[Data listing]
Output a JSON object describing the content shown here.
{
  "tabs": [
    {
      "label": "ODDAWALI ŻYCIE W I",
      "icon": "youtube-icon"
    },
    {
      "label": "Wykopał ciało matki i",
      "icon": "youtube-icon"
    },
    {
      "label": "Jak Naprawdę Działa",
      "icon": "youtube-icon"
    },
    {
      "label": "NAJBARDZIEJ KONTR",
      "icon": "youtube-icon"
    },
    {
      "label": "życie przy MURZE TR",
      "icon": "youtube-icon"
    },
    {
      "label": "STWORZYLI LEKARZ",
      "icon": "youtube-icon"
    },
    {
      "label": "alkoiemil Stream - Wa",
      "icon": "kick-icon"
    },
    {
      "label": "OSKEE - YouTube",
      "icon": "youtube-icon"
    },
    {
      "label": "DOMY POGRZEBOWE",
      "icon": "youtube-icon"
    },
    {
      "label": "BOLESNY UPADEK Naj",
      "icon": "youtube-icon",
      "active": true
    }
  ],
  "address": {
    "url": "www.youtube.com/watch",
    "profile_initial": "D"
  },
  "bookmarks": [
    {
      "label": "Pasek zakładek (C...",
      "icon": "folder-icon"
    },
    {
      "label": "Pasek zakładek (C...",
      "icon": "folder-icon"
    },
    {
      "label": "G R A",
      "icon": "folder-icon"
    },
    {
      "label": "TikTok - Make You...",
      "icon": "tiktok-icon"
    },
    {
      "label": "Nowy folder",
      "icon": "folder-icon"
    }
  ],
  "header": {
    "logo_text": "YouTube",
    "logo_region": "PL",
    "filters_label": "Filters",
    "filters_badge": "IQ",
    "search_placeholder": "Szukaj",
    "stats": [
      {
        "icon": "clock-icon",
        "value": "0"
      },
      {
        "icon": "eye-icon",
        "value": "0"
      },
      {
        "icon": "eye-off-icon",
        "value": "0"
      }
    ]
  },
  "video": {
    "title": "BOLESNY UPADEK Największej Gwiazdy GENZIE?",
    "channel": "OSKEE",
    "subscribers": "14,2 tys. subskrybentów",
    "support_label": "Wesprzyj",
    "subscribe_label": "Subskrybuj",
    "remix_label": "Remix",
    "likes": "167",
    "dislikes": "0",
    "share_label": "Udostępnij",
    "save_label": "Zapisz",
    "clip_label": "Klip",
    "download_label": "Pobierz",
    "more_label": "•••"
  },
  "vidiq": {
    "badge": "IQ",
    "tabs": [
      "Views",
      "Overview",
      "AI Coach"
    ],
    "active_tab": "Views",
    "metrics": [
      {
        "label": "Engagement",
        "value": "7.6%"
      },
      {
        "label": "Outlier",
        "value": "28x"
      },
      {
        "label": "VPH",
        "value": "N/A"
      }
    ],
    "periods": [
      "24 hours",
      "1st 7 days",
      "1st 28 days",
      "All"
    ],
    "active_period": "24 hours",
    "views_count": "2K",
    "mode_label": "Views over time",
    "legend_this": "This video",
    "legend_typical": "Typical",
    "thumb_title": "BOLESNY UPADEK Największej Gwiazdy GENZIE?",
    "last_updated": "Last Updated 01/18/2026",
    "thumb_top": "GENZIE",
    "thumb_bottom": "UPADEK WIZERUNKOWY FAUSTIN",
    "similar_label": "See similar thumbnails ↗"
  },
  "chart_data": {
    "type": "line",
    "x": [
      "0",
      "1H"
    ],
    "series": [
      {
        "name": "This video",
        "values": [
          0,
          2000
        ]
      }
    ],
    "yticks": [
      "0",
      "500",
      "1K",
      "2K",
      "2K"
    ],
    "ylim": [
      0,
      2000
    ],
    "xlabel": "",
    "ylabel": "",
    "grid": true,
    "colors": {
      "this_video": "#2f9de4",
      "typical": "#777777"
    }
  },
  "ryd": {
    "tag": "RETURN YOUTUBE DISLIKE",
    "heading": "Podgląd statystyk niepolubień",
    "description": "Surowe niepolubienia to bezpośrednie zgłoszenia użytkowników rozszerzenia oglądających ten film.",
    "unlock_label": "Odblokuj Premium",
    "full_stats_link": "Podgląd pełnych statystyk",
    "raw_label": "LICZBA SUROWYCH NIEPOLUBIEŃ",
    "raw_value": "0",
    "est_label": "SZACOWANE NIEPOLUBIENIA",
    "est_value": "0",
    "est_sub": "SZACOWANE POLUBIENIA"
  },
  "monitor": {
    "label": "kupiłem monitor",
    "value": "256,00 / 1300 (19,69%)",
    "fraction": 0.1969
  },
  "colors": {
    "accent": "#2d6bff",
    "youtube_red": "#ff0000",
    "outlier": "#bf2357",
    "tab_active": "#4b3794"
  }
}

Given request ▸ Only the number is wanted: how many lines of these entries contain the string "Podgląd"?

Task response ▸ 2